What is needed - All entries are to be given again verbatim.

Dataset -
★ ★ ★ ★
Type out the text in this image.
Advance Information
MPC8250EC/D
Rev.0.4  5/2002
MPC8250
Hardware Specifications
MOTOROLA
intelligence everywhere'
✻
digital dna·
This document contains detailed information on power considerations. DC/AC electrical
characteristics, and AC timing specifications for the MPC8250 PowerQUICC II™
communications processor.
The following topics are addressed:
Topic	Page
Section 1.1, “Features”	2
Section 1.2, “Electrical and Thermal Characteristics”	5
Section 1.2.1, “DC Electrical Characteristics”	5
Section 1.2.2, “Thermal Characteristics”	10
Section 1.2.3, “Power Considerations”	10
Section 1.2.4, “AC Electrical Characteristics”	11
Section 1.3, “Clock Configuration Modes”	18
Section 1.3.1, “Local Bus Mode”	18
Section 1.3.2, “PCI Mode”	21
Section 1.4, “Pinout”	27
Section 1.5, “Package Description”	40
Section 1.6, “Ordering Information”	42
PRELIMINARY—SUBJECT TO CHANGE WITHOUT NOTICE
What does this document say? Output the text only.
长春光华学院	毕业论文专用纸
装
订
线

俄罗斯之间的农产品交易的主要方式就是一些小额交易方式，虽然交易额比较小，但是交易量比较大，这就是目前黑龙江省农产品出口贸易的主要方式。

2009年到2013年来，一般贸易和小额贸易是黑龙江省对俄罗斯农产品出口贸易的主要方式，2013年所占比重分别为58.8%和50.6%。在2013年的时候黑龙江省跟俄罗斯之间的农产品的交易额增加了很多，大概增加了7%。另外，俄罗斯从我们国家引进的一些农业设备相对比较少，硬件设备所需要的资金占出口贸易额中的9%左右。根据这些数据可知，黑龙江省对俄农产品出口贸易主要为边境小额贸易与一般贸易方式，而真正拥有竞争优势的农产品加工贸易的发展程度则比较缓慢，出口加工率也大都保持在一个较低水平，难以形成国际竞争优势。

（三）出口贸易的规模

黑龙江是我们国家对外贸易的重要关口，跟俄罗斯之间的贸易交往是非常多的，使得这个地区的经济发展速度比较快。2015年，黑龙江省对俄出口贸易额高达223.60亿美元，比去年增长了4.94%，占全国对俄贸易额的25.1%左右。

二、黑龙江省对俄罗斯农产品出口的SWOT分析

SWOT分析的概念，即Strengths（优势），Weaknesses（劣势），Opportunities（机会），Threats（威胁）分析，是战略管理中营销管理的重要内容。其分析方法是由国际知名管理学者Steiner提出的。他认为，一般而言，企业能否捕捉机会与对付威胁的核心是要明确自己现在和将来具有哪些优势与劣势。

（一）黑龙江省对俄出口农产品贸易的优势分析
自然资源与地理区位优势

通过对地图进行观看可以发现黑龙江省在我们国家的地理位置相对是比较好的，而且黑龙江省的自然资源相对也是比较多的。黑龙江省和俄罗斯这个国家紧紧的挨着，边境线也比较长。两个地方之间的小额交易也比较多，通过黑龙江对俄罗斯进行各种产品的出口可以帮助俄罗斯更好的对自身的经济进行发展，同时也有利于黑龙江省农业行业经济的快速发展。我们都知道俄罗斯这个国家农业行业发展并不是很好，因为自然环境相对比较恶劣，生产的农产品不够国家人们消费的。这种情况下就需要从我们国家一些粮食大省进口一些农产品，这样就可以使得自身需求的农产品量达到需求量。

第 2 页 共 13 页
★ ★ ★ ★
Finished answer -
Type out the text in this image.
Advance Information
MPC8250EC/D
Rev.0.4  5/2002
MPC8250
Hardware Specifications
MOTOROLA
intelligence everywhere'
✻
digital dna·
This document contains detailed information on power considerations. DC/AC electrical
characteristics, and AC timing specifications for the MPC8250 PowerQUICC II™
communications processor.
The following topics are addressed:
Topic	Page
Section 1.1, “Features”	2
Section 1.2, “Electrical and Thermal Characteristics”	5
Section 1.2.1, “DC Electrical Characteristics”	5
Section 1.2.2, “Thermal Characteristics”	10
Section 1.2.3, “Power Considerations”	10
Section 1.2.4, “AC Electrical Characteristics”	11
Section 1.3, “Clock Configuration Modes”	18
Section 1.3.1, “Local Bus Mode”	18
Section 1.3.2, “PCI Mode”	21
Section 1.4, “Pinout”	27
Section 1.5, “Package Description”	40
Section 1.6, “Ordering Information”	42
PRELIMINARY—SUBJECT TO CHANGE WITHOUT NOTICE
What does this document say? Output the text only.
长春光华学院	毕业论文专用纸
装
订
线

俄罗斯之间的农产品交易的主要方式就是一些小额交易方式，虽然交易额比较小，但是交易量比较大，这就是目前黑龙江省农产品出口贸易的主要方式。

2009年到2013年来，一般贸易和小额贸易是黑龙江省对俄罗斯农产品出口贸易的主要方式，2013年所占比重分别为58.8%和50.6%。在2013年的时候黑龙江省跟俄罗斯之间的农产品的交易额增加了很多，大概增加了7%。另外，俄罗斯从我们国家引进的一些农业设备相对比较少，硬件设备所需要的资金占出口贸易额中的9%左右。根据这些数据可知，黑龙江省对俄农产品出口贸易主要为边境小额贸易与一般贸易方式，而真正拥有竞争优势的农产品加工贸易的发展程度则比较缓慢，出口加工率也大都保持在一个较低水平，难以形成国际竞争优势。

（三）出口贸易的规模

黑龙江是我们国家对外贸易的重要关口，跟俄罗斯之间的贸易交往是非常多的，使得这个地区的经济发展速度比较快。2015年，黑龙江省对俄出口贸易额高达223.60亿美元，比去年增长了4.94%，占全国对俄贸易额的25.1%左右。

二、黑龙江省对俄罗斯农产品出口的SWOT分析

SWOT分析的概念，即Strengths（优势），Weaknesses（劣势），Opportunities（机会），Threats（威胁）分析，是战略管理中营销管理的重要内容。其分析方法是由国际知名管理学者Steiner提出的。他认为，一般而言，企业能否捕捉机会与对付威胁的核心是要明确自己现在和将来具有哪些优势与劣势。

（一）黑龙江省对俄出口农产品贸易的优势分析
自然资源与地理区位优势

通过对地图进行观看可以发现黑龙江省在我们国家的地理位置相对是比较好的，而且黑龙江省的自然资源相对也是比较多的。黑龙江省和俄罗斯这个国家紧紧的挨着，边境线也比较长。两个地方之间的小额交易也比较多，通过黑龙江对俄罗斯进行各种产品的出口可以帮助俄罗斯更好的对自身的经济进行发展，同时也有利于黑龙江省农业行业经济的快速发展。我们都知道俄罗斯这个国家农业行业发展并不是很好，因为自然环境相对比较恶劣，生产的农产品不够国家人们消费的。这种情况下就需要从我们国家一些粮食大省进口一些农产品，这样就可以使得自身需求的农产品量达到需求量。

第 2 页 共 13 页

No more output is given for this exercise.